Support for credential_spec

Signed-off-by: Djordje Lukic <djordje.lukic@docker.com>

compose/cli/main.py

@@ -206,8 +206,8 @@ class TopLevelCommand(object):
                                   name specified in the client certificate
       --project-directory PATH    Specify an alternate working directory
                                   (default: the path of the Compose file)
-      --compatibility             If set, Compose will attempt to convert deploy
+      --compatibility             If set, Compose will attempt to convert keys
-                                  keys in v3 files to their non-Swarm equivalent
+                                  in v3 files to their non-Swarm equivalent
 
     Commands:
       build              Build or rebuild services

compose/config/config.py

@@ -51,6 +51,7 @@ from .validation import match_named_volumes
 from .validation import validate_against_config_schema
 from .validation import validate_config_section
 from .validation import validate_cpu
+from .validation import validate_credential_spec
 from .validation import validate_depends_on
 from .validation import validate_extends_file_path
 from .validation import validate_healthcheck
@@ -369,7 +370,6 @@ def check_swarm_only_config(service_dicts, compatibility=False):
             )
     if not compatibility:
         check_swarm_only_key(service_dicts, 'deploy')
-    check_swarm_only_key(service_dicts, 'credential_spec')
     check_swarm_only_key(service_dicts, 'configs')
 
 
@@ -706,6 +706,7 @@ def validate_service(service_config, service_names, config_file):
     validate_depends_on(service_config, service_names)
     validate_links(service_config, service_names)
     validate_healthcheck(service_config)
+    validate_credential_spec(service_config)
 
     if not service_dict.get('image') and has_uppercase(service_name):
         raise ConfigurationError(
@@ -894,6 +895,7 @@ def finalize_service(service_config, service_names, version, environment, compat
     normalize_build(service_dict, service_config.working_dir, environment)
 
     if compatibility:
+        service_dict = translate_credential_spec_to_security_opt(service_dict)
         service_dict, ignored_keys = translate_deploy_keys_to_container_config(
             service_dict
         )
@@ -930,6 +932,25 @@ def convert_restart_policy(name):
         raise ConfigurationError('Invalid restart policy "{}"'.format(name))
 
 
+def convert_credential_spec_to_security_opt(credential_spec):
+    if 'file' in credential_spec:
+        return 'file://{file}'.format(file=credential_spec['file'])
+    return 'registry://{registry}'.format(registry=credential_spec['registry'])
+
+
+def translate_credential_spec_to_security_opt(service_dict):
+    result = []
+
+    if 'credential_spec' in service_dict:
+        spec = convert_credential_spec_to_security_opt(service_dict['credential_spec'])

_ _ _ _ _ _ _

What this exercise asks >>
a - In the credential_spec diff, which validation function is newly imported in compose/config/config.py?
b - Write the next lines of the credential_spec diff, picking up after its last line.
You can ignore the records.

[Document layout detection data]

_ _ _ _ _ _ _

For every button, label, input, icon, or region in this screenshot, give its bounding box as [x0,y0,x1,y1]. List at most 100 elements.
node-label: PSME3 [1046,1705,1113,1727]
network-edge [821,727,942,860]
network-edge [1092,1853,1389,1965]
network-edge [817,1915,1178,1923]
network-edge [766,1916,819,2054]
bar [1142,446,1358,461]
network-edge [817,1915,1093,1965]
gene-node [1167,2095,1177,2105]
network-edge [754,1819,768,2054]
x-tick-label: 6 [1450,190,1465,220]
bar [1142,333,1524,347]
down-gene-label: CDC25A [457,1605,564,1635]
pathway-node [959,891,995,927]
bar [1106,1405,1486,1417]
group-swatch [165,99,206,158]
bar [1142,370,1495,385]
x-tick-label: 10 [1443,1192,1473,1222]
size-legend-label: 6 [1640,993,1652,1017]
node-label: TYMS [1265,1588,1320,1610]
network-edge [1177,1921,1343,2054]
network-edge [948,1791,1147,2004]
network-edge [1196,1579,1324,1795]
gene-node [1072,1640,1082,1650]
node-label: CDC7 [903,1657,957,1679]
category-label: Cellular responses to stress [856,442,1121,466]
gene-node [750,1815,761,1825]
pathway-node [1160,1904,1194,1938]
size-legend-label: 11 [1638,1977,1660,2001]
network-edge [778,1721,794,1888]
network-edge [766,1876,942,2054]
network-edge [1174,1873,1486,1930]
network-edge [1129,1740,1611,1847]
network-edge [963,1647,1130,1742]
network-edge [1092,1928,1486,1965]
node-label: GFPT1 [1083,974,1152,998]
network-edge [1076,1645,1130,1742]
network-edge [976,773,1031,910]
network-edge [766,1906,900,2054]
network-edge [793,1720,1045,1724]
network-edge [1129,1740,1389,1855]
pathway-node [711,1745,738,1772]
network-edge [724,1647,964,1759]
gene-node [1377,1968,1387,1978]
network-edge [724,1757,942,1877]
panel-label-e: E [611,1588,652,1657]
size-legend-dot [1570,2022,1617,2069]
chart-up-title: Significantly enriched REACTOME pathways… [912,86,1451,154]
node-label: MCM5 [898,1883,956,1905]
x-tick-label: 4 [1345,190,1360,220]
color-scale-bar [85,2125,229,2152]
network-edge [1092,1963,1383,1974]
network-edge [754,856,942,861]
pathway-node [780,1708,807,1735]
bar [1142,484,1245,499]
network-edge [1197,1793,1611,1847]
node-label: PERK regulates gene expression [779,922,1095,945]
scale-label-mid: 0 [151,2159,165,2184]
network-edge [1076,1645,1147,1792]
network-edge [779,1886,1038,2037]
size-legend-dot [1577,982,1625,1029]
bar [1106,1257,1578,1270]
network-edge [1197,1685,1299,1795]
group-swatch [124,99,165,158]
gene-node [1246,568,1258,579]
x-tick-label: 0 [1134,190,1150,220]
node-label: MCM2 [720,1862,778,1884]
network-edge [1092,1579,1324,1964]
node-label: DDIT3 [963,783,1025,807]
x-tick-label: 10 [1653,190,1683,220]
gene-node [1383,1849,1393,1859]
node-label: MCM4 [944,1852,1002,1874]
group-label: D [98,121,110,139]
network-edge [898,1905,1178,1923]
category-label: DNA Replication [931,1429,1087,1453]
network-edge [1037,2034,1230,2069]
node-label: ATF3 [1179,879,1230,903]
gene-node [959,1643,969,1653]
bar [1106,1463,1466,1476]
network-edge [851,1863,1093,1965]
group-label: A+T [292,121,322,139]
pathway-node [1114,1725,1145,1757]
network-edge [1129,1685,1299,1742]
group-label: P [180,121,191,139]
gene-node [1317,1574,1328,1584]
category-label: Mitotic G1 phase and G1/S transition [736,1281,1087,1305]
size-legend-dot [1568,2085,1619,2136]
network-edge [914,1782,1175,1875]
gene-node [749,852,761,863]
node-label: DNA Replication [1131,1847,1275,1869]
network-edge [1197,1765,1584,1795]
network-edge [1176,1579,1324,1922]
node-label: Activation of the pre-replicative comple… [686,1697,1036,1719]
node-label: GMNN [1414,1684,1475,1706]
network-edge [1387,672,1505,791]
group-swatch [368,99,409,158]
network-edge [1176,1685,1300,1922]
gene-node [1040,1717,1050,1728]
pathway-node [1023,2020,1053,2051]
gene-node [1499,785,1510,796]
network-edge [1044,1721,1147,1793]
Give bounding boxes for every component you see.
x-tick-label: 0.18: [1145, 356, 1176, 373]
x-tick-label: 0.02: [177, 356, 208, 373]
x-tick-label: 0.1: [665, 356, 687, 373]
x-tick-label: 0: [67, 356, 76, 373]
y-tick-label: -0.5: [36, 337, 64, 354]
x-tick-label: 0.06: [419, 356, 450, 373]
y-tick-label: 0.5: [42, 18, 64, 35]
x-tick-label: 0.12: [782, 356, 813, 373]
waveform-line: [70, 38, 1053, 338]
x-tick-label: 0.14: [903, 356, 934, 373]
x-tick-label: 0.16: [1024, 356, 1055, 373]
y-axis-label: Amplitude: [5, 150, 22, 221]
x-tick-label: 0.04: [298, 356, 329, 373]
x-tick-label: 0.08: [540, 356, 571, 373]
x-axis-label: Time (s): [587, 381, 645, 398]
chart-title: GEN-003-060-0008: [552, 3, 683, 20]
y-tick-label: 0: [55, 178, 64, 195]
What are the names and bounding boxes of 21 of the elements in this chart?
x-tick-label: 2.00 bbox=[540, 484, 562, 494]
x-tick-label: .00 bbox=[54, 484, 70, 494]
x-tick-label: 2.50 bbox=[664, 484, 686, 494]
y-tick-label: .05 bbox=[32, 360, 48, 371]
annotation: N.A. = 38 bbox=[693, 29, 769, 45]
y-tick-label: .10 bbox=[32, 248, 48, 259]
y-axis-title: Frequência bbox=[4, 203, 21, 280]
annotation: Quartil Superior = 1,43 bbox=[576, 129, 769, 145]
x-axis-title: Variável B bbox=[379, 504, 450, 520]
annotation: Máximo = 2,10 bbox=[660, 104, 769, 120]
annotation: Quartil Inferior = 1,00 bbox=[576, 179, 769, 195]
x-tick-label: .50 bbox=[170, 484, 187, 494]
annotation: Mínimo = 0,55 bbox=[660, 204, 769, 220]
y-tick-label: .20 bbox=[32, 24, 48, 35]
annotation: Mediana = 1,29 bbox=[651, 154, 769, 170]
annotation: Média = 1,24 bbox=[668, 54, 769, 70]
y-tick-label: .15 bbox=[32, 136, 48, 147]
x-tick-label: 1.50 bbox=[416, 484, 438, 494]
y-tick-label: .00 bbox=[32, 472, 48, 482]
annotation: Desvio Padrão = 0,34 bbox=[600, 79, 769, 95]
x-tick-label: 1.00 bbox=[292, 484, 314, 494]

_ _ _ _ _ _ _

Answers to each task >>
a - validate_credential_spec

b -
+        result.append('credentialspec={spec}'.format(spec=spec))
+
+    if result:
+        service_dict['security_opt'] = result
+
+    return service_dict
+
+
 def translate_deploy_keys_to_container_config(service_dict):
     if 'credential_spec' in service_dict:
         del service_dict['credential_spec']

compose/config/validation.py

@@ -240,6 +240,18 @@ def validate_depends_on(service_config, service_names):
             )
 
 
+def validate_credential_spec(service_config):
+    credential_spec = service_config.config.get('credential_spec')
+    if not credential_spec:
+        return
+
+    if 'registry' not in credential_spec and 'file' not in credential_spec:
+        raise ConfigurationError(
+            "Service '{s.name}' is missing 'credential_spec.file' or "
+            "credential_spec.registry'".format(s=service_config)
+        )
+
+
 def get_unsupported_config_msg(path, error_key):
     msg = "Unsupported config option for {}: '{}'".format(path_string(path), error_key)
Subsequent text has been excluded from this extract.